## 元の文章

◇ ◇ ◇ ◇ ◇

6月26日主日礼拝  「日々新たにされて」

 

捨て去るべきものを捨て去れない私たち(5-9a)

 本日皆さんと御言葉を聴いていきたいと願う聖書箇所はコロサイの信徒への手紙3:5-17です。この箇所は厳しい勧告で始まっていて5節にはこのようにあります。「だから、地上的なもの、すなわち、みだらな行い、不潔な行い、情欲、悪い欲望、および貪欲を捨て去りなさい。貪欲は偶像礼拝にほかならない。 」ここで挙げられているのは総じて人間が持つ欲望の数々ですが、この手紙の著者はこれらを「捨て去りなさい」という言葉をもって勧告しています。

 

 しかも、この「捨て去りなさい」という言葉の原文は「殺してしまいなさい」とも訳すことができるような、かなり強い言葉であることからも、著者の強い思いが伝わってくるような気がします。著者がこれほど厳しく「欲望」について戒めるのには、おそらくこの手紙の宛先であるコロサイの教会に人の「欲望」についての様々な実際的な問題があったからだと思われます。だからこそ著者はこれほど厳しい言葉を用いてでも勧告しなければならないと思ったのでしょう。

 

 一つ注意したいのはこの著者は人の「欲望」全てを否定しているのではなくて「貪欲」ということについて戒めているというところです。人間には様々な欲望が必ずあります。それを否定し切ることはできないですし、「欲望」というものは時に人間が行動するための活力になったりと、必ずしも悪いものであると言い切ることはできないでしょう。ですから、ここで勧告されているのは、そうした「欲望」の正の側面ではないということです。

 

 著者がここで戒めようとしているのは欲望の負の側面である「貪欲」についてです。「貪欲」は言い換えれば、「欲望」が暴走した状態、あるいは自分で「欲望」を制御できない状態だと言えます。ではなぜそんな「貪欲」が戒められているのかというと、そのことは他者との関係の破壊を引き起こしてしまうからです。「貪欲」のままに生きることは、言い換えれば、自分を第一として、さらに言えば自分を神として生きることだと言えます。だからこそ著者は「貪欲」を偶像礼拝と同じものだとし、厳しい言葉を用いてまで強く勧告しているのです。

◇ ◇ ◇ ◇ ◇

## 与えられた資料

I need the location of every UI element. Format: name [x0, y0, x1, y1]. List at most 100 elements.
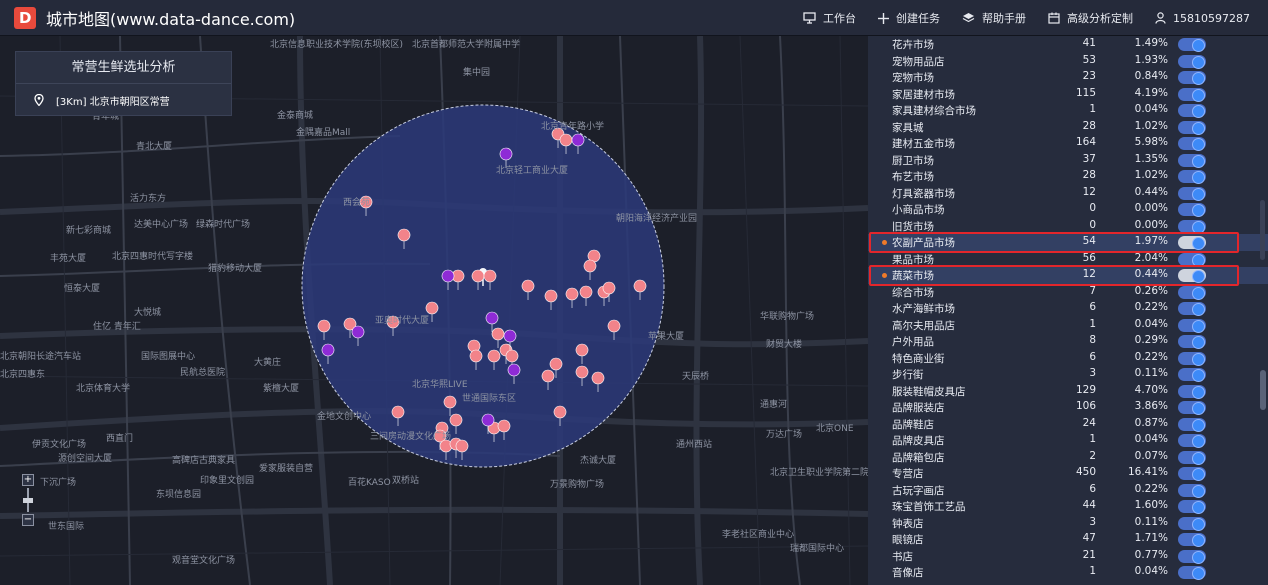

◇ ◇ ◇ ◇ ◇

## 作業内容 A
元の文章のうち「しかも、この「捨て去りなさい」から「ならないと思ったのでしょう。」までを、「コロサイの教会」を「コロサイの共同体」に置き換えて書き直してください。
## 作業内容 B
元の文章に照らして、次の各記述が合っているかどうかを「はい」か「いいえ」で答え、判断の根拠となる箇所をそのまま引用してください。(i) 著者は人の欲望をすべて否定している。(ii) この日の聖書箇所はコロサイの信徒への手紙3:5-17である。(iii) 「捨て去りなさい」の原文は「殺してしまいなさい」とも訳せる言葉である。
## 作業内容 C
元の文章で「著者がここで戒めようとしているのは」で始まる段落を、主な内容を残して箇条書きにまとめてください。
資料はここでは一切使いません。

## 作業結果 A
しかも、この「捨て去りなさい」という言葉の原文は「殺してしまいなさい」とも訳すことができるような、かなり強い言葉であることからも、著者の強い思いが伝わってくるような気がします。著者がこれほど厳しく「欲望」について戒めるのには、おそらくこの手紙の宛先であるコロサイの共同体に人の「欲望」についての様々な実際的な問題があったからだと思われます。だからこそ著者はこれほど厳しい言葉を用いてでも勧告しなければならないと思ったのでしょう。

## 作業結果 B
(i) いいえ。「この著者は人の「欲望」全てを否定しているのではなくて「貪欲」ということについて戒めている」
(ii) はい。「本日皆さんと御言葉を聴いていきたいと願う聖書箇所はコロサイの信徒への手紙3:5-17です」
(iii) はい。「この「捨て去りなさい」という言葉の原文は「殺してしまいなさい」とも訳すことができるような、かなり強い言葉である」

## 作業結果 C
- 著者が戒めているのは、欲望の負の側面である「貪欲」である。
- 「貪欲」とは、欲望が暴走した状態、あるいは自分で欲望を制御できない状態である。
- 貪欲が戒められるのは、他者との関係の破壊を引き起こすからである。
- 貪欲のままに生きることは、自分を第一とし、自分を神として生きることである。
- そのため著者は貪欲を偶像礼拝と同じものとし、厳しい言葉を用いて強く勧告している。